Copy each line exactly.
>> Start
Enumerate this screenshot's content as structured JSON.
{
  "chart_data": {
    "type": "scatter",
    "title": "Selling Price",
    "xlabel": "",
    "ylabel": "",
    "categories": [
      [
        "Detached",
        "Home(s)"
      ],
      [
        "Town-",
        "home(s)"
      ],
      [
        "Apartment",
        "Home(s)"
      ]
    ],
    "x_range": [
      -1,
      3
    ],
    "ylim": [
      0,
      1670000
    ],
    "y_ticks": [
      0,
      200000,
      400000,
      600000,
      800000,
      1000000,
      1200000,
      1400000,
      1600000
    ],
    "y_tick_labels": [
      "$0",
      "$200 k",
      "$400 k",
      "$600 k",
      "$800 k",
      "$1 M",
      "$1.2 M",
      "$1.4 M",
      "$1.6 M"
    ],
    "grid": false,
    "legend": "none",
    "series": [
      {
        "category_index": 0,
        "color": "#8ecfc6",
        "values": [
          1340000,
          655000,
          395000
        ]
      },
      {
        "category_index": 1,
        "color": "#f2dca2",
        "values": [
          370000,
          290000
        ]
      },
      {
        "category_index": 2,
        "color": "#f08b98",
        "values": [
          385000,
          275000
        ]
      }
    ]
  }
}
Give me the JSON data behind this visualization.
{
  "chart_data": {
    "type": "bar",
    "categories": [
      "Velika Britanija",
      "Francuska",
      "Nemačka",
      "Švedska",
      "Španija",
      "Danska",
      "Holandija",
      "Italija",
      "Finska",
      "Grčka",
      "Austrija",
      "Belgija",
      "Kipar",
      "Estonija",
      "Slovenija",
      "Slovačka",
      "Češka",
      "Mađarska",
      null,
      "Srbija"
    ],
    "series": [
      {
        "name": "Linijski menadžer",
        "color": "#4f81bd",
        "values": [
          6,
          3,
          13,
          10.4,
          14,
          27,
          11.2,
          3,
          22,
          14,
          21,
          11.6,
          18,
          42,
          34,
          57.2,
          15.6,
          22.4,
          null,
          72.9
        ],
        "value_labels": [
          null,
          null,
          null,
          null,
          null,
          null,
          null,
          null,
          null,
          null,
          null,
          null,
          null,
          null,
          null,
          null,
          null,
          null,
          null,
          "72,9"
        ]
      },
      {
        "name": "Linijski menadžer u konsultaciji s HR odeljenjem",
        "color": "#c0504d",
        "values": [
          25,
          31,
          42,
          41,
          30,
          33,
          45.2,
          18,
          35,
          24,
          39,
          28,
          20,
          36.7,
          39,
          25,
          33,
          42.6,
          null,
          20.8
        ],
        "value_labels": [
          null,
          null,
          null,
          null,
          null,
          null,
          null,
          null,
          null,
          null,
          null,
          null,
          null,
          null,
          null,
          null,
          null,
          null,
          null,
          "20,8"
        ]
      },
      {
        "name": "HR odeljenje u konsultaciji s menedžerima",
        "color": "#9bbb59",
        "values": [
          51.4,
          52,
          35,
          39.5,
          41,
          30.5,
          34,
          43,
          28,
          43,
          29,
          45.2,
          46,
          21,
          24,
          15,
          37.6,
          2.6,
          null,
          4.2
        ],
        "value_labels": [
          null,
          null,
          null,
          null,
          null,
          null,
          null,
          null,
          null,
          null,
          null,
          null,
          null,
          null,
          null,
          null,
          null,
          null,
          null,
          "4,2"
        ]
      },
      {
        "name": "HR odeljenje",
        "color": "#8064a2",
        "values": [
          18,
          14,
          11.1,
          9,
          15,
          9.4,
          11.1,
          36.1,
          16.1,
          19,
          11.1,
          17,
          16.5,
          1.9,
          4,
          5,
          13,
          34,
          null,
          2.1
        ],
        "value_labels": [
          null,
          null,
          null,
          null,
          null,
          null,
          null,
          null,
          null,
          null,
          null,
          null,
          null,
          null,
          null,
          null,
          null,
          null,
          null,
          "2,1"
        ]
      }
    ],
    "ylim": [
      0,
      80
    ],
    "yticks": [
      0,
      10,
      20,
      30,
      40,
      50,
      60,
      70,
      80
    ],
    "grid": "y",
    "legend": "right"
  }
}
>> End
→ ANSWER IN FULL:
Enumerate this screenshot's content as structured JSON.
{
  "chart_data": {
    "type": "scatter",
    "title": "Selling Price",
    "xlabel": "",
    "ylabel": "",
    "categories": [
      [
        "Detached",
        "Home(s)"
      ],
      [
        "Town-",
        "home(s)"
      ],
      [
        "Apartment",
        "Home(s)"
      ]
    ],
    "x_range": [
      -1,
      3
    ],
    "ylim": [
      0,
      1670000
    ],
    "y_ticks": [
      0,
      200000,
      400000,
      600000,
      800000,
      1000000,
      1200000,
      1400000,
      1600000
    ],
    "y_tick_labels": [
      "$0",
      "$200 k",
      "$400 k",
      "$600 k",
      "$800 k",
      "$1 M",
      "$1.2 M",
      "$1.4 M",
      "$1.6 M"
    ],
    "grid": false,
    "legend": "none",
    "series": [
      {
        "category_index": 0,
        "color": "#8ecfc6",
        "values": [
          1340000,
          655000,
          395000
        ]
      },
      {
        "category_index": 1,
        "color": "#f2dca2",
        "values": [
          370000,
          290000
        ]
      },
      {
        "category_index": 2,
        "color": "#f08b98",
        "values": [
          385000,
          275000
        ]
      }
    ]
  }
}
Give me the JSON data behind this visualization.
{
  "chart_data": {
    "type": "bar",
    "categories": [
      "Velika Britanija",
      "Francuska",
      "Nemačka",
      "Švedska",
      "Španija",
      "Danska",
      "Holandija",
      "Italija",
      "Finska",
      "Grčka",
      "Austrija",
      "Belgija",
      "Kipar",
      "Estonija",
      "Slovenija",
      "Slovačka",
      "Češka",
      "Mađarska",
      null,
      "Srbija"
    ],
    "series": [
      {
        "name": "Linijski menadžer",
        "color": "#4f81bd",
        "values": [
          6,
          3,
          13,
          10.4,
          14,
          27,
          11.2,
          3,
          22,
          14,
          21,
          11.6,
          18,
          42,
          34,
          57.2,
          15.6,
          22.4,
          null,
          72.9
        ],
        "value_labels": [
          null,
          null,
          null,
          null,
          null,
          null,
          null,
          null,
          null,
          null,
          null,
          null,
          null,
          null,
          null,
          null,
          null,
          null,
          null,
          "72,9"
        ]
      },
      {
        "name": "Linijski menadžer u konsultaciji s HR odeljenjem",
        "color": "#c0504d",
        "values": [
          25,
          31,
          42,
          41,
          30,
          33,
          45.2,
          18,
          35,
          24,
          39,
          28,
          20,
          36.7,
          39,
          25,
          33,
          42.6,
          null,
          20.8
        ],
        "value_labels": [
          null,
          null,
          null,
          null,
          null,
          null,
          null,
          null,
          null,
          null,
          null,
          null,
          null,
          null,
          null,
          null,
          null,
          null,
          null,
          "20,8"
        ]
      },
      {
        "name": "HR odeljenje u konsultaciji s menedžerima",
        "color": "#9bbb59",
        "values": [
          51.4,
          52,
          35,
          39.5,
          41,
          30.5,
          34,
          43,
          28,
          43,
          29,
          45.2,
          46,
          21,
          24,
          15,
          37.6,
          2.6,
          null,
          4.2
        ],
        "value_labels": [
          null,
          null,
          null,
          null,
          null,
          null,
          null,
          null,
          null,
          null,
          null,
          null,
          null,
          null,
          null,
          null,
          null,
          null,
          null,
          "4,2"
        ]
      },
      {
        "name": "HR odeljenje",
        "color": "#8064a2",
        "values": [
          18,
          14,
          11.1,
          9,
          15,
          9.4,
          11.1,
          36.1,
          16.1,
          19,
          11.1,
          17,
          16.5,
          1.9,
          4,
          5,
          13,
          34,
          null,
          2.1
        ],
        "value_labels": [
          null,
          null,
          null,
          null,
          null,
          null,
          null,
          null,
          null,
          null,
          null,
          null,
          null,
          null,
          null,
          null,
          null,
          null,
          null,
          "2,1"
        ]
      }
    ],
    "ylim": [
      0,
      80
    ],
    "yticks": [
      0,
      10,
      20,
      30,
      40,
      50,
      60,
      70,
      80
    ],
    "grid": "y",
    "legend": "right"
  }
}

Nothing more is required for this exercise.